Data excerpts
═══
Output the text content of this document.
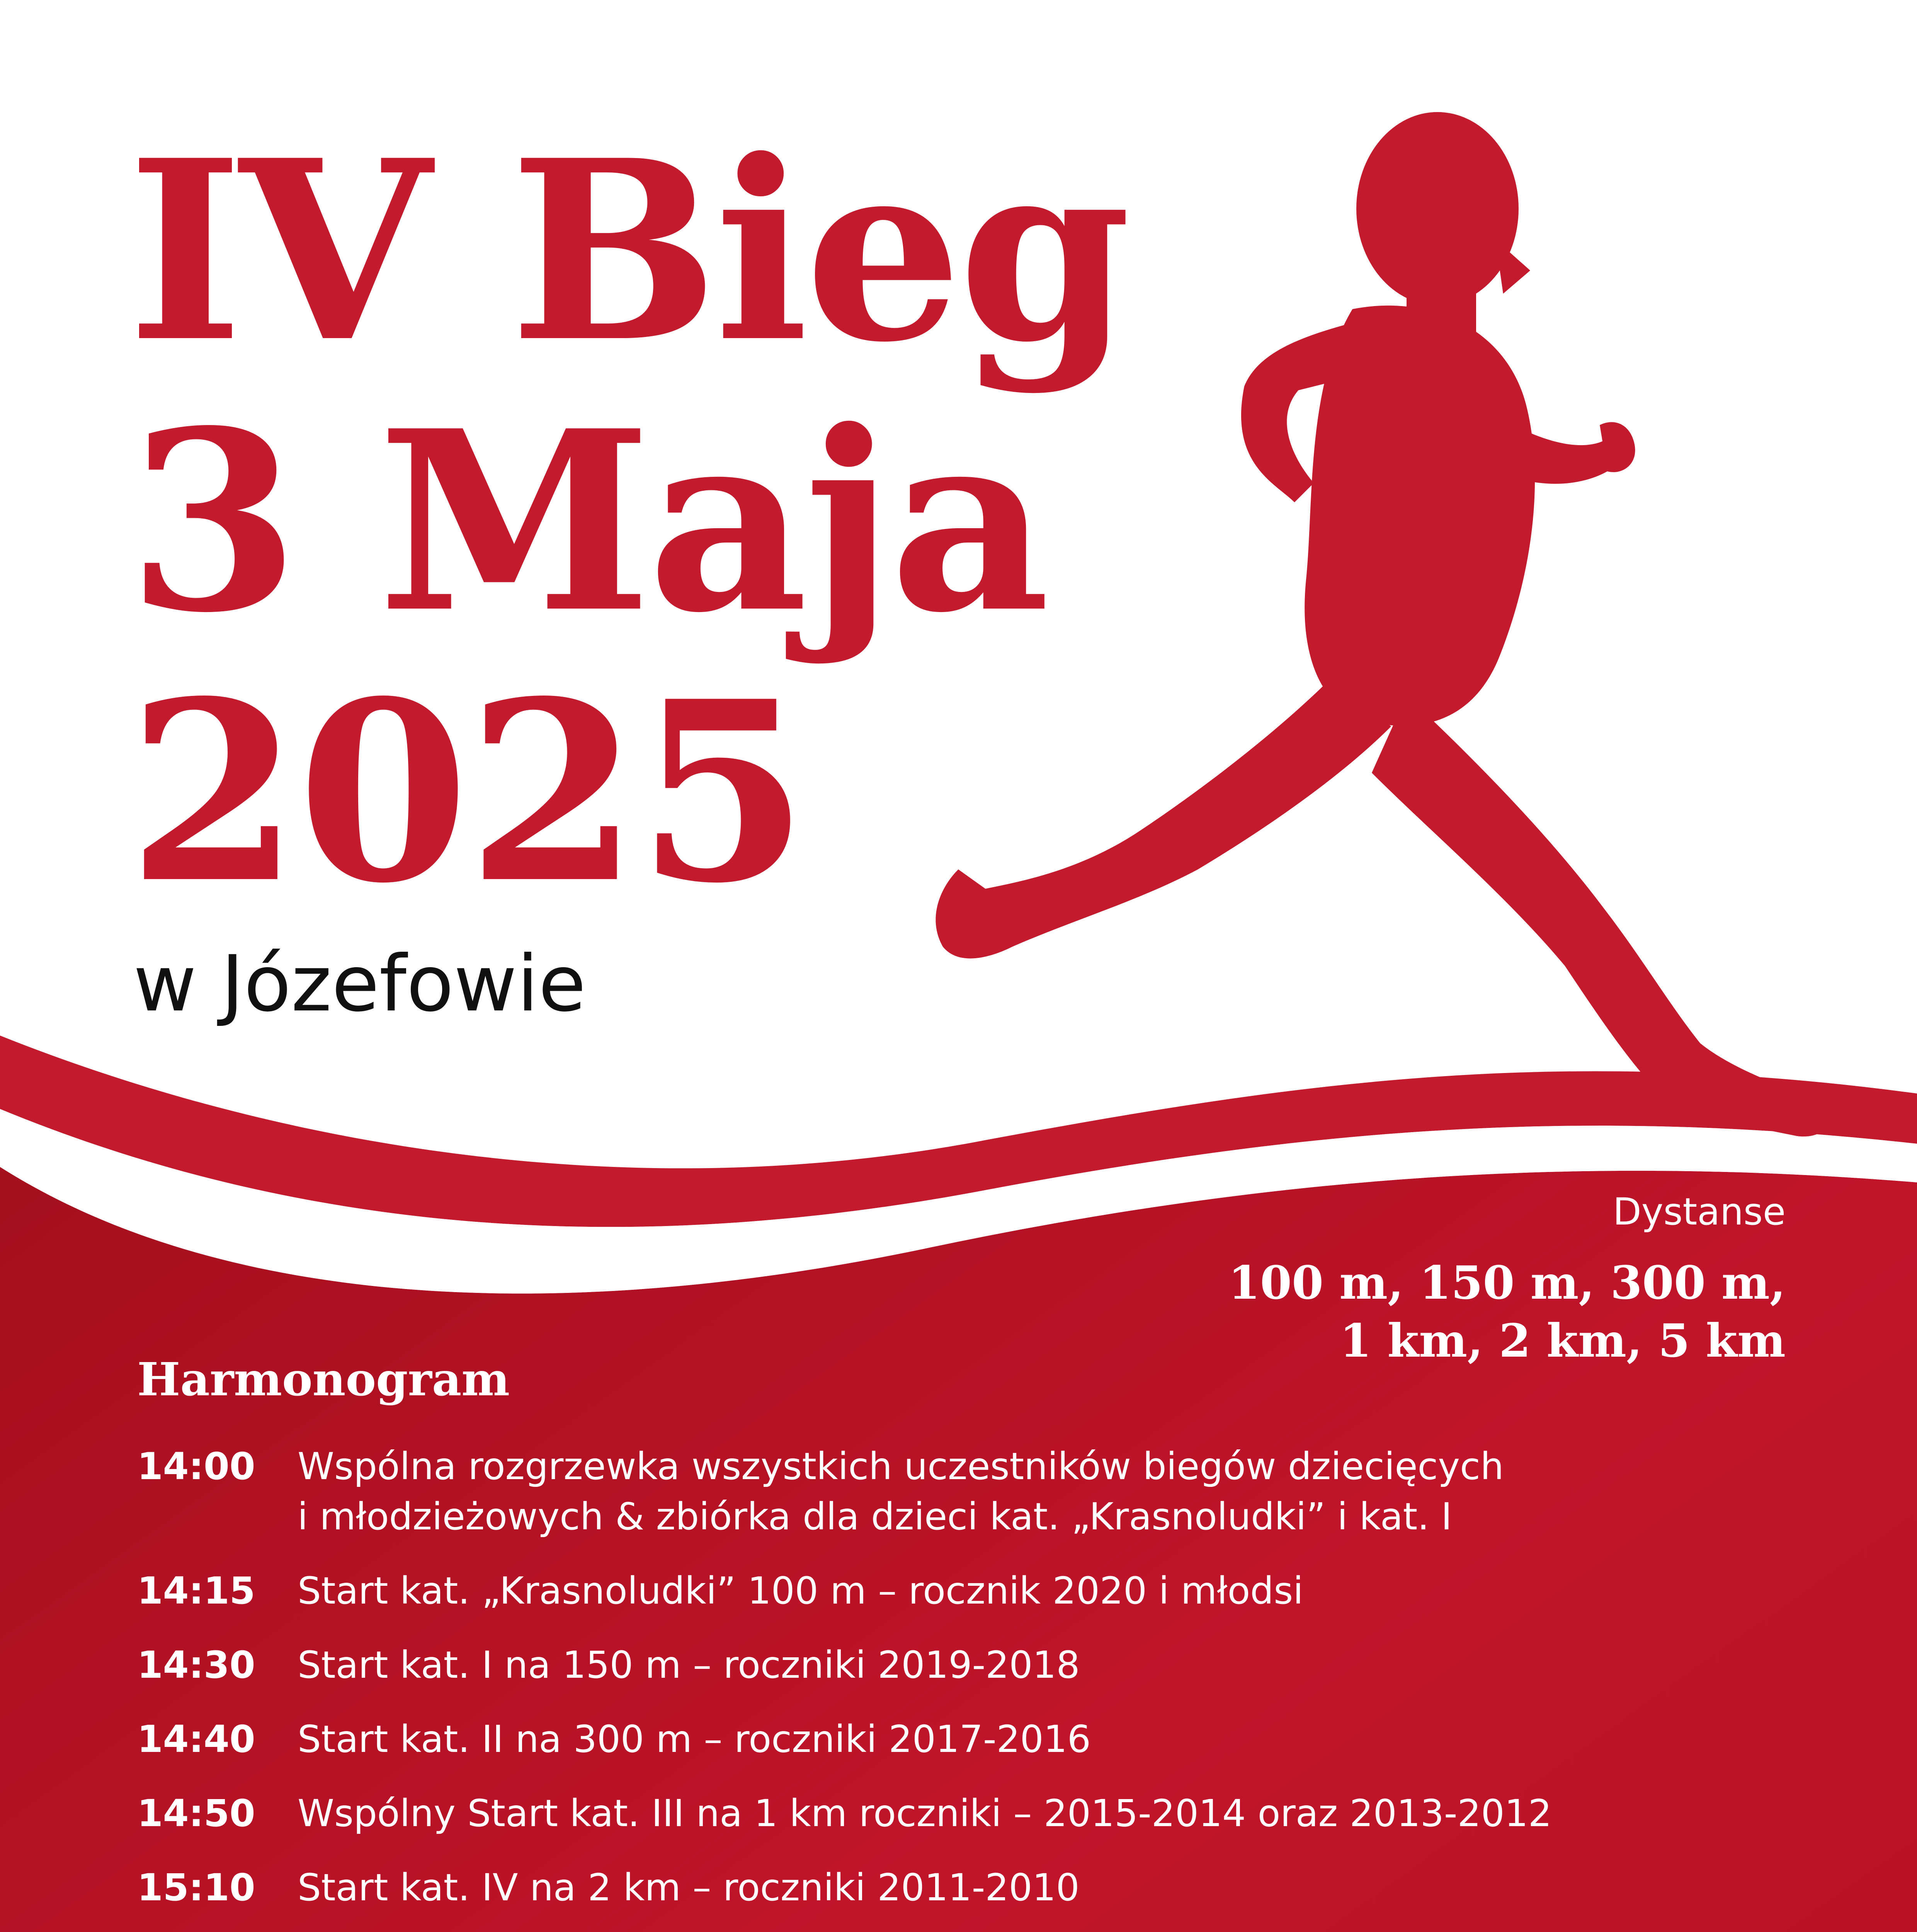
IV Bieg
3 Maja
2025
w Józefowie
Dystanse
100 m, 150 m, 300 m,
1 km, 2 km, 5 km
Harmonogram
14:00	Wspólna rozgrzewka wszystkich uczestników biegów dziecięcych
i młodzieżowych & zbiórka dla dzieci kat. „Krasnoludki” i kat. I
14:15	Start kat. „Krasnoludki” 100 m – rocznik 2020 i młodsi
14:30	Start kat. I na 150 m – roczniki 2019-2018
14:40	Start kat. II na 300 m – roczniki 2017-2016
14:50	Wspólny Start kat. III na 1 km roczniki – 2015-2014 oraz 2013-2012
15:10	Start kat. IV na 2 km – roczniki 2011-2010
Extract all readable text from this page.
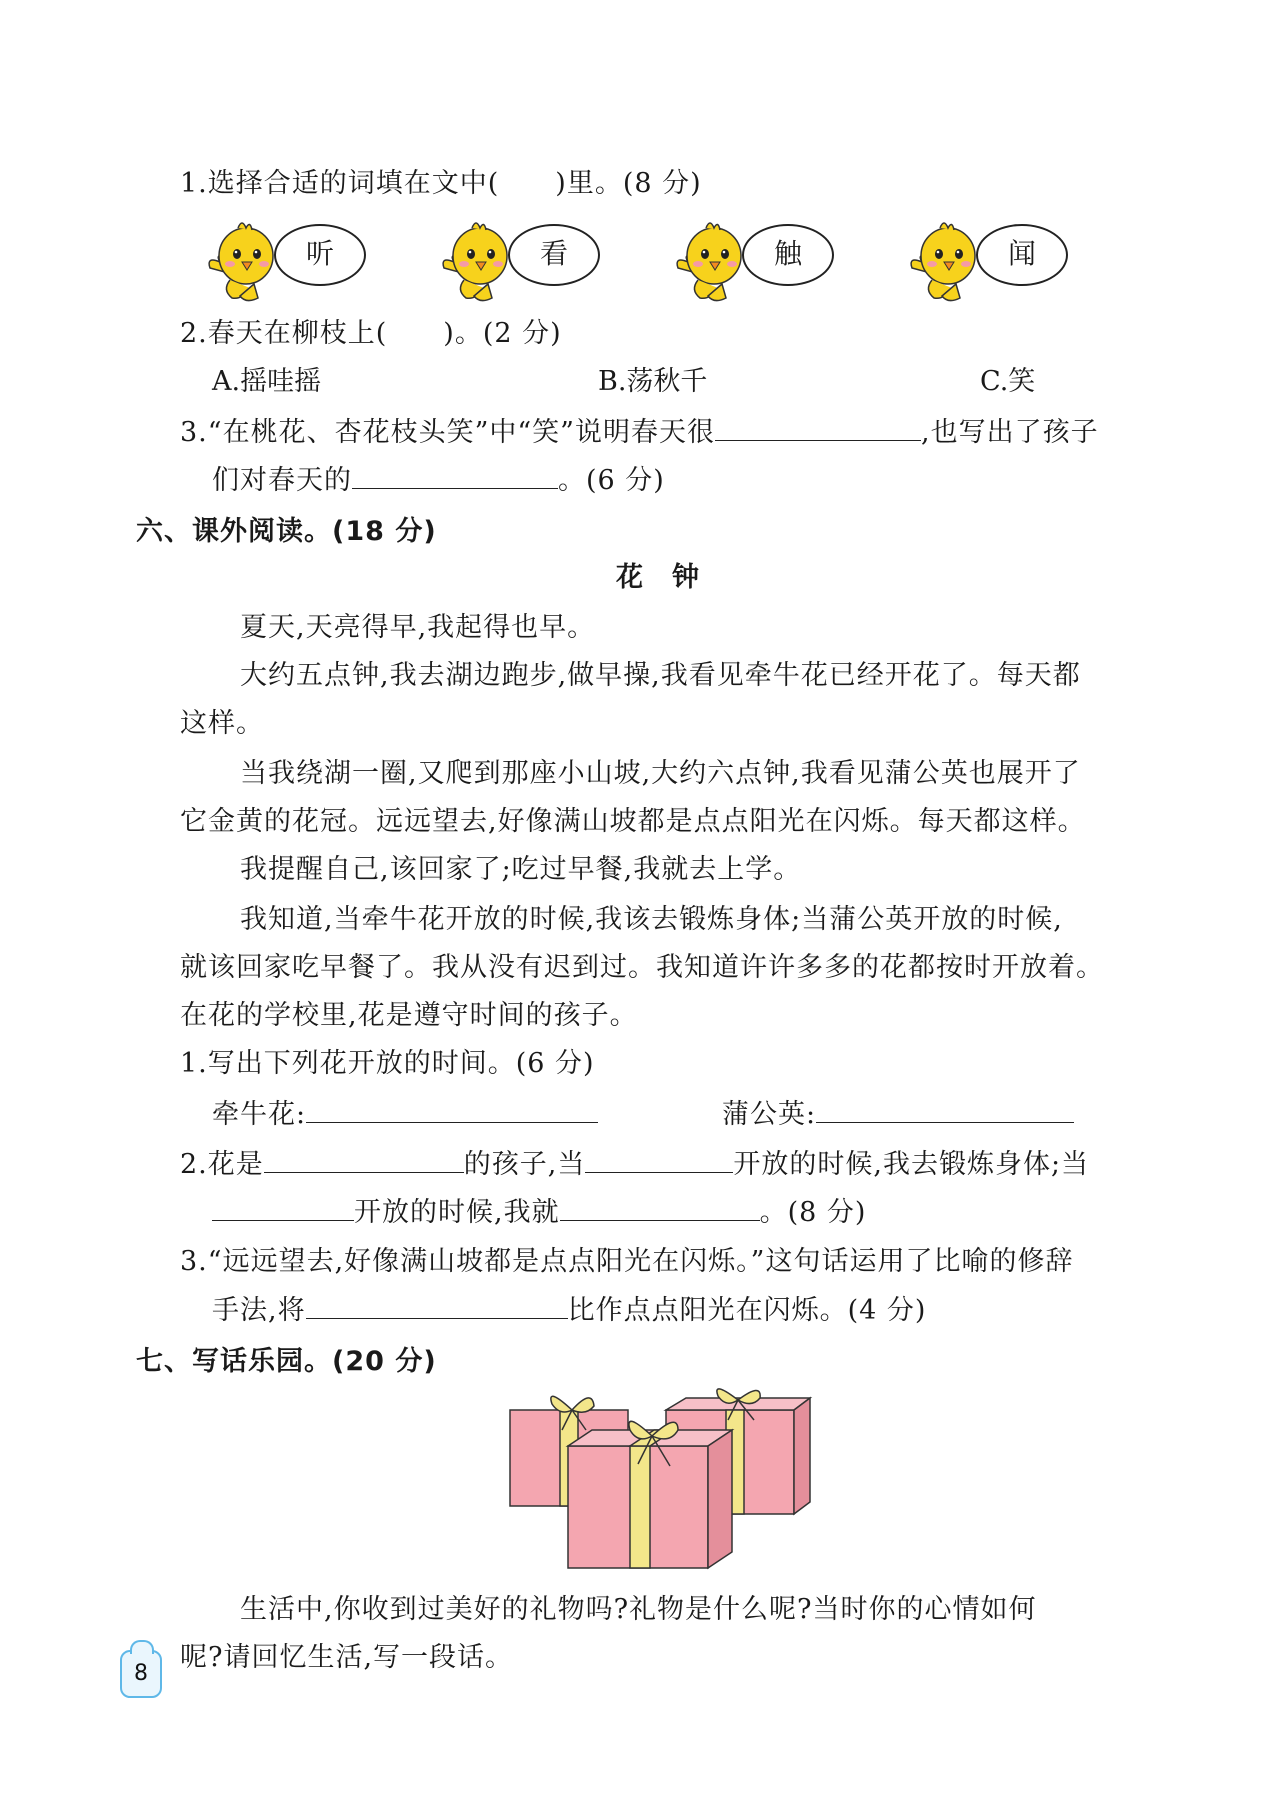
1.选择合适的词填在文中(　　)里。(8 分)
听	看	触	闻
2.春天在柳枝上(　　)。(2 分)
A.摇哇摇	B.荡秋千	C.笑
3.“在桃花、杏花枝头笑”中“笑”说明春天很	,也写出了孩子
们对春天的	。(6 分)
六、课外阅读。(18 分)
花　钟
夏天,天亮得早,我起得也早。
大约五点钟,我去湖边跑步,做早操,我看见牵牛花已经开花了。每天都
这样。
当我绕湖一圈,又爬到那座小山坡,大约六点钟,我看见蒲公英也展开了
它金黄的花冠。远远望去,好像满山坡都是点点阳光在闪烁。每天都这样。
我提醒自己,该回家了;吃过早餐,我就去上学。
我知道,当牵牛花开放的时候,我该去锻炼身体;当蒲公英开放的时候,
就该回家吃早餐了。我从没有迟到过。我知道许许多多的花都按时开放着。
在花的学校里,花是遵守时间的孩子。
1.写出下列花开放的时间。(6 分)
牵牛花:	蒲公英:
2.花是	的孩子,当	开放的时候,我去锻炼身体;当
开放的时候,我就	。(8 分)
3.“远远望去,好像满山坡都是点点阳光在闪烁。”这句话运用了比喻的修辞
手法,将	比作点点阳光在闪烁。(4 分)
七、写话乐园。(20 分)
生活中,你收到过美好的礼物吗?礼物是什么呢?当时你的心情如何
呢?请回忆生活,写一段话。
8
═══
◆ Given instruction ◆
Check the records above line by line and tally those holding the string "this". Answer with the number only.

◆ Exercise result ◆
2